* [What to produce]: Each record below should be output verbatim, without pictures.

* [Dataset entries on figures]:
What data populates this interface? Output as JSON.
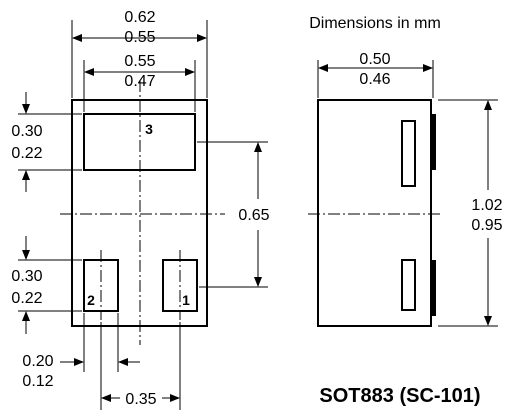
{
  "note": "Dimensions in mm",
  "title": "SOT883 (SC-101)",
  "top_view": {
    "overall_width": {
      "max": "0.62",
      "min": "0.55"
    },
    "pad_span": {
      "max": "0.55",
      "min": "0.47"
    },
    "pad3_height": {
      "max": "0.30",
      "min": "0.22"
    },
    "pad_height": {
      "max": "0.30",
      "min": "0.22"
    },
    "pitch_vertical": "0.65",
    "pad_width": {
      "max": "0.20",
      "min": "0.12"
    },
    "pitch_horizontal": "0.35",
    "pins": [
      "1",
      "2",
      "3"
    ]
  },
  "side_view": {
    "width": {
      "max": "0.50",
      "min": "0.46"
    },
    "length": {
      "max": "1.02",
      "min": "0.95"
    }
  }
}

* [Written response]:
What data populates this interface? Output as JSON.
{
  "note": "Dimensions in mm",
  "title": "SOT883 (SC-101)",
  "top_view": {
    "overall_width": {
      "max": "0.62",
      "min": "0.55"
    },
    "pad_span": {
      "max": "0.55",
      "min": "0.47"
    },
    "pad3_height": {
      "max": "0.30",
      "min": "0.22"
    },
    "pad_height": {
      "max": "0.30",
      "min": "0.22"
    },
    "pitch_vertical": "0.65",
    "pad_width": {
      "max": "0.20",
      "min": "0.12"
    },
    "pitch_horizontal": "0.35",
    "pins": [
      "1",
      "2",
      "3"
    ]
  },
  "side_view": {
    "width": {
      "max": "0.50",
      "min": "0.46"
    },
    "length": {
      "max": "1.02",
      "min": "0.95"
    }
  }
}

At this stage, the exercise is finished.